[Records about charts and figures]
## begin

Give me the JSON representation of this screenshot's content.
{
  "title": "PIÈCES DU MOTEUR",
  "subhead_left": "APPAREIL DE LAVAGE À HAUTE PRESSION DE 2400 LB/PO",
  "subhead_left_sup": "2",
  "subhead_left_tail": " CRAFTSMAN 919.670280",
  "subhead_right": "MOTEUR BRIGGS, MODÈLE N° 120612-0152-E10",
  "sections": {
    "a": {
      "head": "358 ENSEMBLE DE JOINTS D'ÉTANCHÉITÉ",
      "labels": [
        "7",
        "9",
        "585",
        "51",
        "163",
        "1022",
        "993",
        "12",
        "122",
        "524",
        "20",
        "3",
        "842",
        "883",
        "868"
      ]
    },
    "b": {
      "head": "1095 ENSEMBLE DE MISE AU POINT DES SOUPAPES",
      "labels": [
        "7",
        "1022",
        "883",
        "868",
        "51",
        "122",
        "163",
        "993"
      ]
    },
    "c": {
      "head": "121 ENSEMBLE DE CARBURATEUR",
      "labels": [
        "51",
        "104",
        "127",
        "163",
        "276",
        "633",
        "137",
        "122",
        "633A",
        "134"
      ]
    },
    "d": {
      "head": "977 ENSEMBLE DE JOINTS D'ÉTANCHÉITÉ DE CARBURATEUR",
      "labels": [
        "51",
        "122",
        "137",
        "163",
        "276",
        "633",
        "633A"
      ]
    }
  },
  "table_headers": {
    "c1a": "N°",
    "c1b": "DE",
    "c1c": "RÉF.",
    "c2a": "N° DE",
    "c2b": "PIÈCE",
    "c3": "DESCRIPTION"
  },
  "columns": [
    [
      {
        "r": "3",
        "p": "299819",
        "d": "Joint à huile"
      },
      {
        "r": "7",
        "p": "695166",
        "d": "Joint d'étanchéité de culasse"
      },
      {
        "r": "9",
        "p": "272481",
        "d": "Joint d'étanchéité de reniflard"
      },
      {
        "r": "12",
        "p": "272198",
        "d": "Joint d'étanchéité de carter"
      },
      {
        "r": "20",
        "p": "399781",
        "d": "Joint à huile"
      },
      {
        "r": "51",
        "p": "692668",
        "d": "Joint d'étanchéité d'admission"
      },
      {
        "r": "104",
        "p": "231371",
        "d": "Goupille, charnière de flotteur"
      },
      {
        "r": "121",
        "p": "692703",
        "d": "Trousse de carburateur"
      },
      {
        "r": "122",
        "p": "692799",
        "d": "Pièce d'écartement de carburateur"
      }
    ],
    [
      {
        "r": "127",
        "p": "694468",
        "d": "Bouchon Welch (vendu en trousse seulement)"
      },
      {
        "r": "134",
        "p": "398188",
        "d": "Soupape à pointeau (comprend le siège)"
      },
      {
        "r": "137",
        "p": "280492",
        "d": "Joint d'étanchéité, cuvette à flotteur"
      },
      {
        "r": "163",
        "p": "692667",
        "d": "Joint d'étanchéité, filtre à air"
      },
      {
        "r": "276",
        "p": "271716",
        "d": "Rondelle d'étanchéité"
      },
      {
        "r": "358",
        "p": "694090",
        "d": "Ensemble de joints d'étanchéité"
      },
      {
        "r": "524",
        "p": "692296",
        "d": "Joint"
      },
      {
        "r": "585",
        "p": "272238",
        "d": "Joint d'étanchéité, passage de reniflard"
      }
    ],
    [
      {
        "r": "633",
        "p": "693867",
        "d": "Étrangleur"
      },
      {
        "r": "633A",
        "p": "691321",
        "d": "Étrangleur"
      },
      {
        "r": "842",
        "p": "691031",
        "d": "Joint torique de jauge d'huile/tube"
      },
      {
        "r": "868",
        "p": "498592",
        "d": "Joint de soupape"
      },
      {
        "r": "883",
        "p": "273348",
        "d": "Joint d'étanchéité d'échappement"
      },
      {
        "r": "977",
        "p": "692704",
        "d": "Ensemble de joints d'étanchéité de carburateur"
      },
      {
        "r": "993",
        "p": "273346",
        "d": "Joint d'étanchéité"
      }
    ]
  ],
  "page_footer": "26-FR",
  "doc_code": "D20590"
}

## end

Every record above needs to be repeated word for word.

REPLY TO THE EXERCISE:
Give me the JSON representation of this screenshot's content.
{
  "title": "PIÈCES DU MOTEUR",
  "subhead_left": "APPAREIL DE LAVAGE À HAUTE PRESSION DE 2400 LB/PO",
  "subhead_left_sup": "2",
  "subhead_left_tail": " CRAFTSMAN 919.670280",
  "subhead_right": "MOTEUR BRIGGS, MODÈLE N° 120612-0152-E10",
  "sections": {
    "a": {
      "head": "358 ENSEMBLE DE JOINTS D'ÉTANCHÉITÉ",
      "labels": [
        "7",
        "9",
        "585",
        "51",
        "163",
        "1022",
        "993",
        "12",
        "122",
        "524",
        "20",
        "3",
        "842",
        "883",
        "868"
      ]
    },
    "b": {
      "head": "1095 ENSEMBLE DE MISE AU POINT DES SOUPAPES",
      "labels": [
        "7",
        "1022",
        "883",
        "868",
        "51",
        "122",
        "163",
        "993"
      ]
    },
    "c": {
      "head": "121 ENSEMBLE DE CARBURATEUR",
      "labels": [
        "51",
        "104",
        "127",
        "163",
        "276",
        "633",
        "137",
        "122",
        "633A",
        "134"
      ]
    },
    "d": {
      "head": "977 ENSEMBLE DE JOINTS D'ÉTANCHÉITÉ DE CARBURATEUR",
      "labels": [
        "51",
        "122",
        "137",
        "163",
        "276",
        "633",
        "633A"
      ]
    }
  },
  "table_headers": {
    "c1a": "N°",
    "c1b": "DE",
    "c1c": "RÉF.",
    "c2a": "N° DE",
    "c2b": "PIÈCE",
    "c3": "DESCRIPTION"
  },
  "columns": [
    [
      {
        "r": "3",
        "p": "299819",
        "d": "Joint à huile"
      },
      {
        "r": "7",
        "p": "695166",
        "d": "Joint d'étanchéité de culasse"
      },
      {
        "r": "9",
        "p": "272481",
        "d": "Joint d'étanchéité de reniflard"
      },
      {
        "r": "12",
        "p": "272198",
        "d": "Joint d'étanchéité de carter"
      },
      {
        "r": "20",
        "p": "399781",
        "d": "Joint à huile"
      },
      {
        "r": "51",
        "p": "692668",
        "d": "Joint d'étanchéité d'admission"
      },
      {
        "r": "104",
        "p": "231371",
        "d": "Goupille, charnière de flotteur"
      },
      {
        "r": "121",
        "p": "692703",
        "d": "Trousse de carburateur"
      },
      {
        "r": "122",
        "p": "692799",
        "d": "Pièce d'écartement de carburateur"
      }
    ],
    [
      {
        "r": "127",
        "p": "694468",
        "d": "Bouchon Welch (vendu en trousse seulement)"
      },
      {
        "r": "134",
        "p": "398188",
        "d": "Soupape à pointeau (comprend le siège)"
      },
      {
        "r": "137",
        "p": "280492",
        "d": "Joint d'étanchéité, cuvette à flotteur"
      },
      {
        "r": "163",
        "p": "692667",
        "d": "Joint d'étanchéité, filtre à air"
      },
      {
        "r": "276",
        "p": "271716",
        "d": "Rondelle d'étanchéité"
      },
      {
        "r": "358",
        "p": "694090",
        "d": "Ensemble de joints d'étanchéité"
      },
      {
        "r": "524",
        "p": "692296",
        "d": "Joint"
      },
      {
        "r": "585",
        "p": "272238",
        "d": "Joint d'étanchéité, passage de reniflard"
      }
    ],
    [
      {
        "r": "633",
        "p": "693867",
        "d": "Étrangleur"
      },
      {
        "r": "633A",
        "p": "691321",
        "d": "Étrangleur"
      },
      {
        "r": "842",
        "p": "691031",
        "d": "Joint torique de jauge d'huile/tube"
      },
      {
        "r": "868",
        "p": "498592",
        "d": "Joint de soupape"
      },
      {
        "r": "883",
        "p": "273348",
        "d": "Joint d'étanchéité d'échappement"
      },
      {
        "r": "977",
        "p": "692704",
        "d": "Ensemble de joints d'étanchéité de carburateur"
      },
      {
        "r": "993",
        "p": "273346",
        "d": "Joint d'étanchéité"
      }
    ]
  ],
  "page_footer": "26-FR",
  "doc_code": "D20590"
}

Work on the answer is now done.